YOUR INSTRUCTIONS — Lines that hold the word "structured" should be located and copied.

── MATERIAL FOR THIS TASK

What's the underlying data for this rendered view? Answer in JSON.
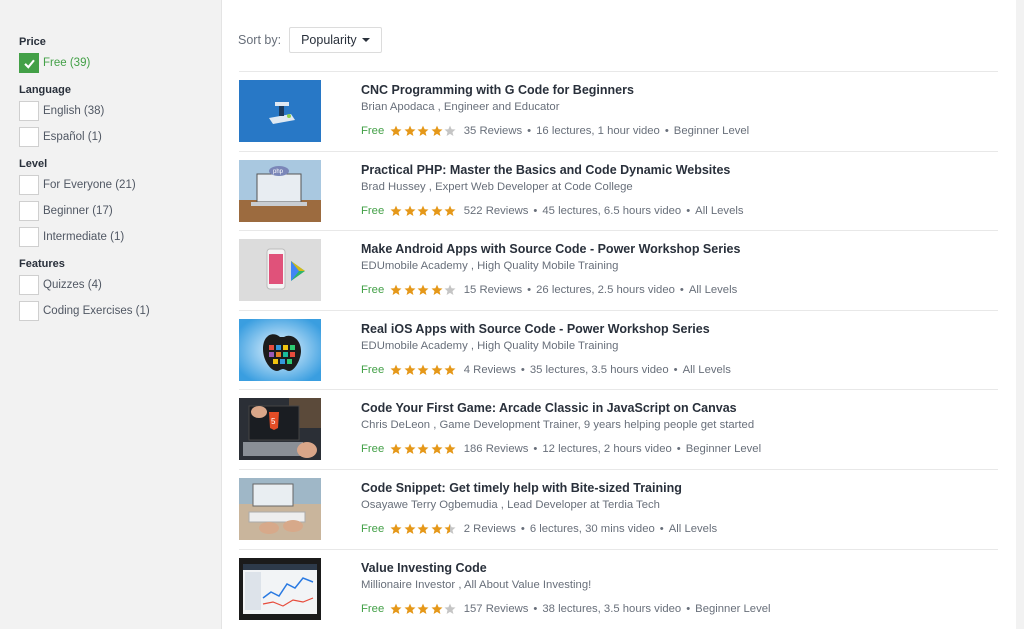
{
  "filters": {
    "price": {
      "title": "Price",
      "options": [
        {
          "label": "Free (39)",
          "checked": true
        }
      ]
    },
    "language": {
      "title": "Language",
      "options": [
        {
          "label": "English (38)"
        },
        {
          "label": "Español (1)"
        }
      ]
    },
    "level": {
      "title": "Level",
      "options": [
        {
          "label": "For Everyone (21)"
        },
        {
          "label": "Beginner (17)"
        },
        {
          "label": "Intermediate (1)"
        }
      ]
    },
    "features": {
      "title": "Features",
      "options": [
        {
          "label": "Quizzes (4)"
        },
        {
          "label": "Coding Exercises (1)"
        }
      ]
    }
  },
  "sort": {
    "label": "Sort by:",
    "value": "Popularity"
  },
  "colors": {
    "accent_green": "#43a047",
    "star": "#e59819",
    "star_empty": "#c5c5c5"
  },
  "courses": [
    {
      "title": "CNC Programming with G Code for Beginners",
      "author": "Brian Apodaca , Engineer and Educator",
      "price": "Free",
      "rating": 4,
      "reviews": "35 Reviews",
      "lectures": "16 lectures, 1 hour video",
      "level": "Beginner Level"
    },
    {
      "title": "Practical PHP: Master the Basics and Code Dynamic Websites",
      "author": "Brad Hussey , Expert Web Developer at Code College",
      "price": "Free",
      "rating": 5,
      "reviews": "522 Reviews",
      "lectures": "45 lectures, 6.5 hours video",
      "level": "All Levels"
    },
    {
      "title": "Make Android Apps with Source Code - Power Workshop Series",
      "author": "EDUmobile Academy , High Quality Mobile Training",
      "price": "Free",
      "rating": 4,
      "reviews": "15 Reviews",
      "lectures": "26 lectures, 2.5 hours video",
      "level": "All Levels"
    },
    {
      "title": "Real iOS Apps with Source Code - Power Workshop Series",
      "author": "EDUmobile Academy , High Quality Mobile Training",
      "price": "Free",
      "rating": 5,
      "reviews": "4 Reviews",
      "lectures": "35 lectures, 3.5 hours video",
      "level": "All Levels"
    },
    {
      "title": "Code Your First Game: Arcade Classic in JavaScript on Canvas",
      "author": "Chris DeLeon , Game Development Trainer, 9 years helping people get started",
      "price": "Free",
      "rating": 5,
      "reviews": "186 Reviews",
      "lectures": "12 lectures, 2 hours video",
      "level": "Beginner Level"
    },
    {
      "title": "Code Snippet: Get timely help with Bite-sized Training",
      "author": "Osayawe Terry Ogbemudia , Lead Developer at Terdia Tech",
      "price": "Free",
      "rating": 4.5,
      "reviews": "2 Reviews",
      "lectures": "6 lectures, 30 mins video",
      "level": "All Levels"
    },
    {
      "title": "Value Investing Code",
      "author": "Millionaire Investor , All About Value Investing!",
      "price": "Free",
      "rating": 4,
      "reviews": "157 Reviews",
      "lectures": "38 lectures, 3.5 hours video",
      "level": "Beginner Level"
    }
  ]
}
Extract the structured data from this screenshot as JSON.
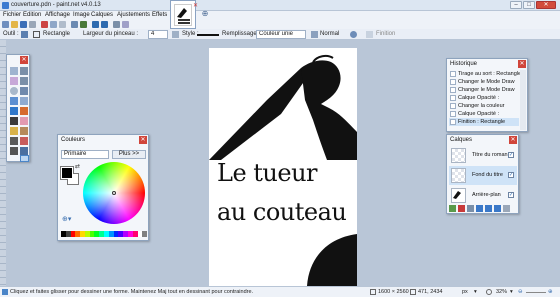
{
  "window": {
    "title": "couverture.pdn - paint.net v4.0.13"
  },
  "menu": [
    "Fichier",
    "Edition",
    "Affichage",
    "Image",
    "Calques",
    "Ajustements",
    "Effets"
  ],
  "toolbar2": {
    "tool_label": "Outil :",
    "shape_value": "Rectangle",
    "brush_width_label": "Largeur du pinceau :",
    "brush_width_value": "4",
    "style_label": "Style :",
    "fill_label": "Remplissage :",
    "fill_value": "Couleur unie",
    "blend_value": "Normal",
    "finish_label": "Finition"
  },
  "canvas": {
    "line1": "Le tueur",
    "line2": "au couteau"
  },
  "colors_panel": {
    "title": "Couleurs",
    "selector_value": "Primaire",
    "more_button": "Plus >>",
    "palette": [
      "#000000",
      "#404040",
      "#ff0000",
      "#ff6a00",
      "#ffd800",
      "#b6ff00",
      "#4cff00",
      "#00ff21",
      "#00ff90",
      "#00ffff",
      "#0094ff",
      "#0026ff",
      "#4800ff",
      "#b200ff",
      "#ff00dc",
      "#ff006e",
      "#ffffff",
      "#808080"
    ]
  },
  "history_panel": {
    "title": "Historique",
    "items": [
      "Tirage au sort : Rectangle",
      "Changer le Mode Draw",
      "Changer le Mode Draw",
      "Calque Opacité :",
      "Changer la couleur",
      "Calque Opacité :",
      "Finition : Rectangle"
    ]
  },
  "layers_panel": {
    "title": "Calques",
    "layers": [
      {
        "name": "Titre du roman",
        "visible": "✓"
      },
      {
        "name": "Fond du titre",
        "visible": "✓"
      },
      {
        "name": "Arrière-plan",
        "visible": "✓"
      }
    ]
  },
  "status": {
    "hint": "Cliquez et faites glisser pour dessiner une forme. Maintenez Maj tout en dessinant pour contraindre.",
    "size": "1600 × 2560",
    "cursor": "471, 2434",
    "unit": "px",
    "zoom": "32%"
  }
}
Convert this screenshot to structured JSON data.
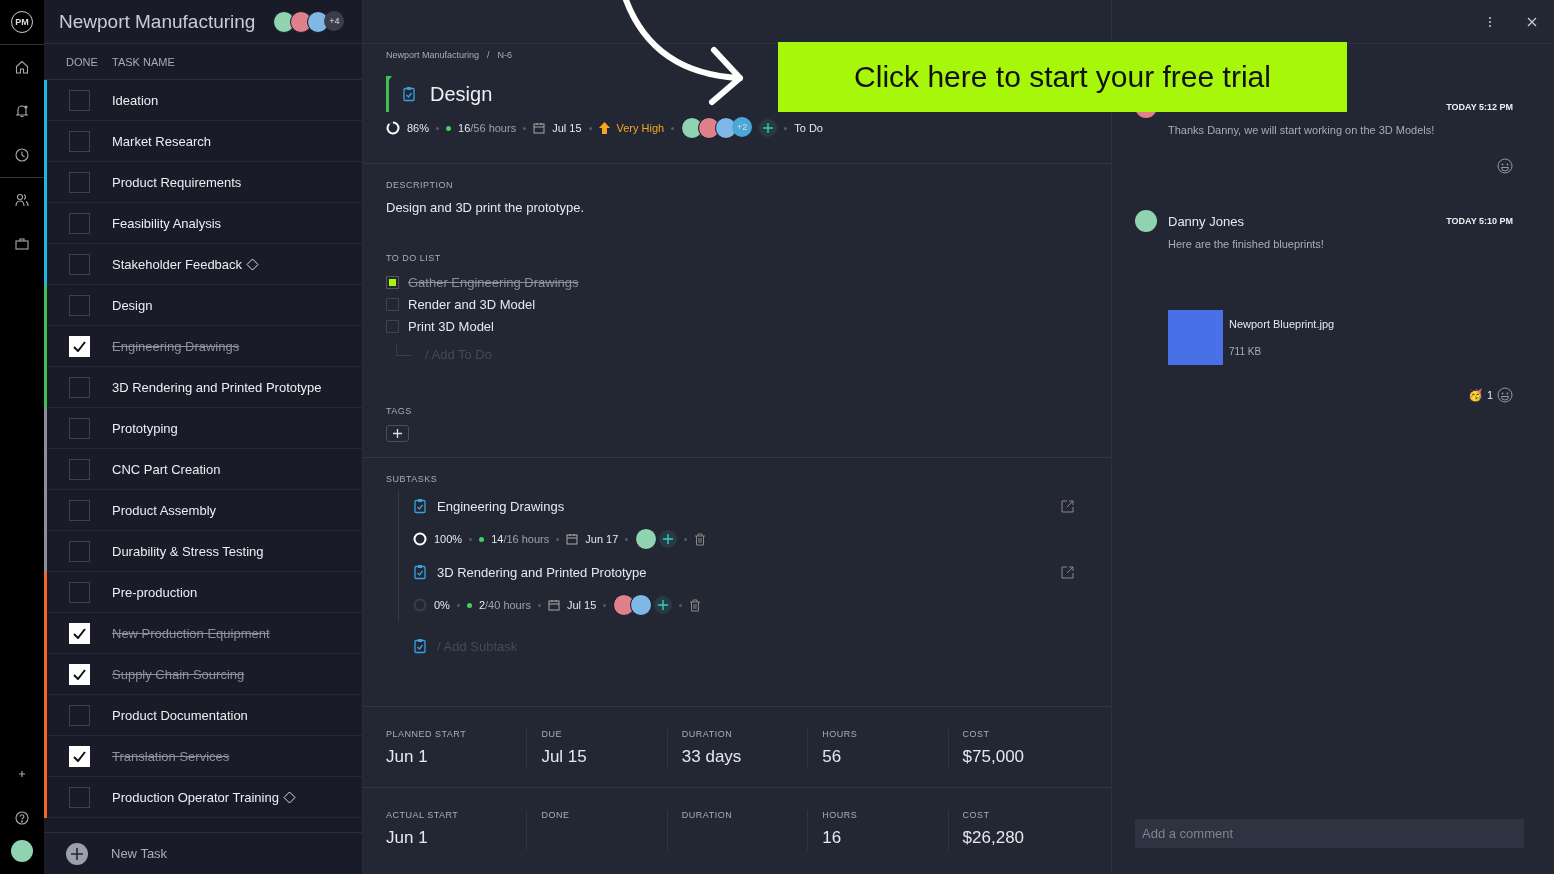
{
  "rail": {
    "logo": "PM"
  },
  "project": {
    "title": "Newport Manufacturing",
    "more_members": "+4"
  },
  "task_list": {
    "columns": [
      "DONE",
      "TASK NAME"
    ],
    "tasks": [
      {
        "name": "Ideation",
        "checked": false,
        "color": "#1fb6e0",
        "kind": "task"
      },
      {
        "name": "Market Research",
        "checked": false,
        "color": "#1fb6e0",
        "kind": "task"
      },
      {
        "name": "Product Requirements",
        "checked": false,
        "color": "#1fb6e0",
        "kind": "task"
      },
      {
        "name": "Feasibility Analysis",
        "checked": false,
        "color": "#1fb6e0",
        "kind": "task"
      },
      {
        "name": "Stakeholder Feedback",
        "checked": false,
        "color": "#1fb6e0",
        "kind": "milestone"
      },
      {
        "name": "Design",
        "checked": false,
        "color": "#3fbf4f",
        "kind": "task"
      },
      {
        "name": "Engineering Drawings",
        "checked": true,
        "color": "#3fbf4f",
        "kind": "task"
      },
      {
        "name": "3D Rendering and Printed Prototype",
        "checked": false,
        "color": "#3fbf4f",
        "kind": "task"
      },
      {
        "name": "Prototyping",
        "checked": false,
        "color": "#8a8f99",
        "kind": "task"
      },
      {
        "name": "CNC Part Creation",
        "checked": false,
        "color": "#8a8f99",
        "kind": "task"
      },
      {
        "name": "Product Assembly",
        "checked": false,
        "color": "#8a8f99",
        "kind": "task"
      },
      {
        "name": "Durability & Stress Testing",
        "checked": false,
        "color": "#8a8f99",
        "kind": "task"
      },
      {
        "name": "Pre-production",
        "checked": false,
        "color": "#f06a25",
        "kind": "task"
      },
      {
        "name": "New Production Equipment",
        "checked": true,
        "color": "#f06a25",
        "kind": "task"
      },
      {
        "name": "Supply Chain Sourcing",
        "checked": true,
        "color": "#f06a25",
        "kind": "task"
      },
      {
        "name": "Product Documentation",
        "checked": false,
        "color": "#f06a25",
        "kind": "task"
      },
      {
        "name": "Translation Services",
        "checked": true,
        "color": "#f06a25",
        "kind": "task"
      },
      {
        "name": "Production Operator Training",
        "checked": false,
        "color": "#f06a25",
        "kind": "milestone"
      }
    ],
    "new_task": "New Task"
  },
  "detail": {
    "breadcrumb": [
      "Newport Manufacturing",
      "/",
      "N-6"
    ],
    "title": "Design",
    "meta": {
      "progress": "86%",
      "hours_done": "16",
      "hours_total": "/56 hours",
      "due": "Jul 15",
      "priority": "Very High",
      "more_assignees": "+2",
      "status": "To Do"
    },
    "description_label": "DESCRIPTION",
    "description": "Design and 3D print the prototype.",
    "todo_label": "TO DO LIST",
    "todos": [
      {
        "text": "Gather Engineering Drawings",
        "checked": true
      },
      {
        "text": "Render and 3D Model",
        "checked": false
      },
      {
        "text": "Print 3D Model",
        "checked": false
      }
    ],
    "add_todo_placeholder": "/ Add To Do",
    "tags_label": "TAGS",
    "subtasks_label": "SUBTASKS",
    "subtasks": [
      {
        "name": "Engineering Drawings",
        "progress": "100%",
        "hours_done": "14",
        "hours_total": "/16 hours",
        "due": "Jun 17"
      },
      {
        "name": "3D Rendering and Printed Prototype",
        "progress": "0%",
        "hours_done": "2",
        "hours_total": "/40 hours",
        "due": "Jul 15"
      }
    ],
    "add_subtask_placeholder": "/ Add Subtask",
    "stats": [
      [
        {
          "label": "PLANNED START",
          "value": "Jun 1"
        },
        {
          "label": "DUE",
          "value": "Jul 15"
        },
        {
          "label": "DURATION",
          "value": "33 days"
        },
        {
          "label": "HOURS",
          "value": "56"
        },
        {
          "label": "COST",
          "value": "$75,000"
        }
      ],
      [
        {
          "label": "ACTUAL START",
          "value": "Jun 1"
        },
        {
          "label": "DONE"
        },
        {
          "label": "DURATION"
        },
        {
          "label": "HOURS",
          "value": "16"
        },
        {
          "label": "COST",
          "value": "$26,280"
        }
      ]
    ]
  },
  "comments": {
    "items": [
      {
        "time": "TODAY 5:12 PM",
        "text": "Thanks Danny, we will start working on the 3D Models!"
      },
      {
        "author": "Danny Jones",
        "time": "TODAY 5:10 PM",
        "text": "Here are the finished blueprints!",
        "attachment": {
          "name": "Newport Blueprint.jpg",
          "size": "711 KB"
        },
        "reaction_emoji": "🥳",
        "reaction_count": "1"
      }
    ],
    "input_placeholder": "Add a comment"
  },
  "banner": {
    "text": "Click here to start your free trial"
  }
}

────

SOLUTION FOR THIS EXERCISE —
Extract the structured data from this screenshot as JSON.
Convert this screenshot to structured JSON data.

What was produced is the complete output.